> Exercise objective
Only the number is wanted: how many lines of the data contain "that"?

**** Records provided ****

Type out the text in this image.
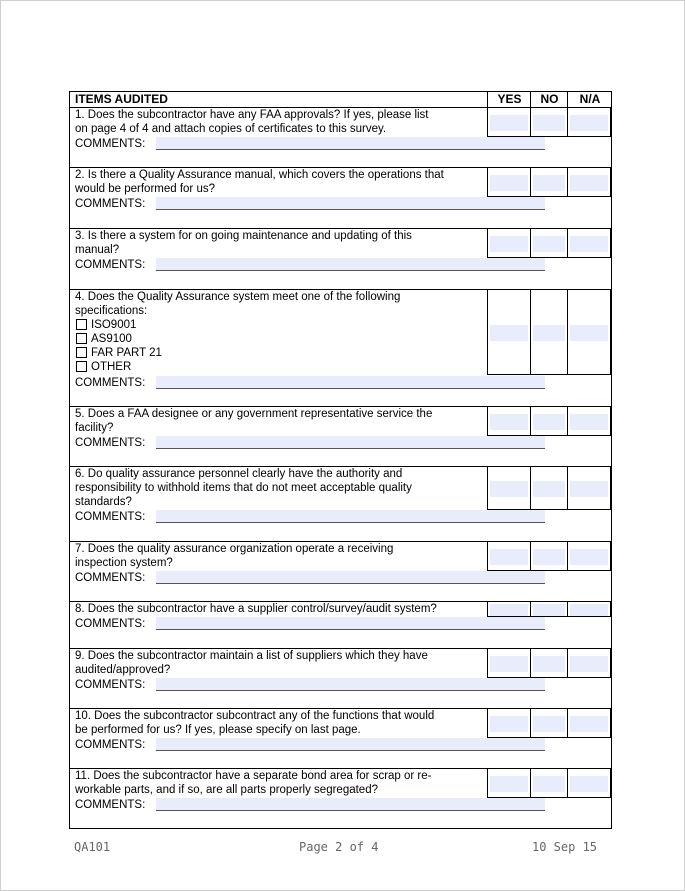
ITEMS AUDITED	YES	NO	N/A
1. Does the subcontractor have any FAA approvals? If yes, please list
on page 4 of 4 and attach copies of certificates to this survey.
COMMENTS:
2. Is there a Quality Assurance manual, which covers the operations that
would be performed for us?
COMMENTS:
3. Is there a system for on going maintenance and updating of this
manual?
COMMENTS:
4. Does the Quality Assurance system meet one of the following
specifications:
ISO9001
AS9100
FAR PART 21
OTHER
COMMENTS:
5. Does a FAA designee or any government representative service the
facility?
COMMENTS:
6. Do quality assurance personnel clearly have the authority and
responsibility to withhold items that do not meet acceptable quality
standards?
COMMENTS:
7. Does the quality assurance organization operate a receiving
inspection system?
COMMENTS:
8. Does the subcontractor have a supplier control/survey/audit system?
COMMENTS:
9. Does the subcontractor maintain a list of suppliers which they have
audited/approved?
COMMENTS:
10. Does the subcontractor subcontract any of the functions that would
be performed for us? If yes, please specify on last page.
COMMENTS:
11. Does the subcontractor have a separate bond area for scrap or re-
workable parts, and if so, are all parts properly segregated?
COMMENTS:
QA101	Page 2 of 4	10 Sep 15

****

> Exercise solution
3